Work out how many lines of the listing hold the string "name", then answer with that number and nothing else.

— Start of Records shown —

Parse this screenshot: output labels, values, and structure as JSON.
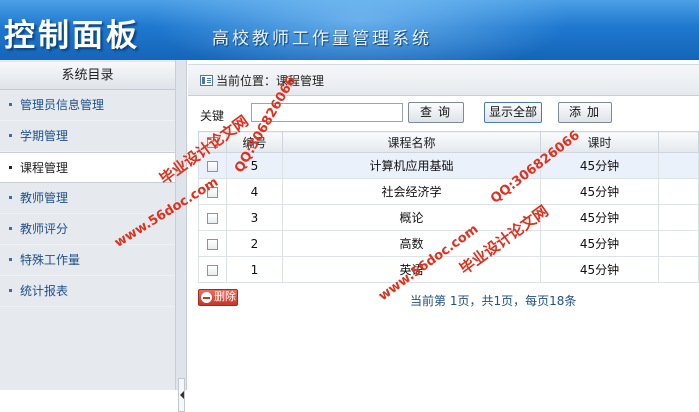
{
  "header": {
    "title": "控制面板",
    "subtitle": "高校教师工作量管理系统"
  },
  "sidebar": {
    "heading": "系统目录",
    "items": [
      {
        "label": "管理员信息管理",
        "active": false
      },
      {
        "label": "学期管理",
        "active": false
      },
      {
        "label": "课程管理",
        "active": true
      },
      {
        "label": "教师管理",
        "active": false
      },
      {
        "label": "教师评分",
        "active": false
      },
      {
        "label": "特殊工作量",
        "active": false
      },
      {
        "label": "统计报表",
        "active": false
      }
    ]
  },
  "breadcrumb": {
    "icon": "list-icon",
    "text": "当前位置：课程管理"
  },
  "toolbar": {
    "keyword_label": "关键",
    "keyword_value": "",
    "search_label": "查询",
    "show_all_label": "显示全部",
    "add_label": "添加"
  },
  "table": {
    "columns": [
      "",
      "编号",
      "课程名称",
      "课时",
      ""
    ],
    "rows": [
      {
        "id": "5",
        "name": "计算机应用基础",
        "hours": "45分钟"
      },
      {
        "id": "4",
        "name": "社会经济学",
        "hours": "45分钟"
      },
      {
        "id": "3",
        "name": "概论",
        "hours": "45分钟"
      },
      {
        "id": "2",
        "name": "高数",
        "hours": "45分钟"
      },
      {
        "id": "1",
        "name": "英语",
        "hours": "45分钟"
      }
    ]
  },
  "footer": {
    "delete_label": "删除",
    "pager_text": "当前第 1页，共1页，每页18条"
  },
  "watermarks": {
    "brand": "毕业设计论文网",
    "qq": "QQ:306826066",
    "url": "www.56doc.com"
  },
  "colors": {
    "header_blue": "#1f78cf",
    "link_blue": "#1e4f8a",
    "delete_red": "#c73525",
    "watermark_red": "#e0301e"
  }
}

— End of Records shown —

**Exercise response:** 5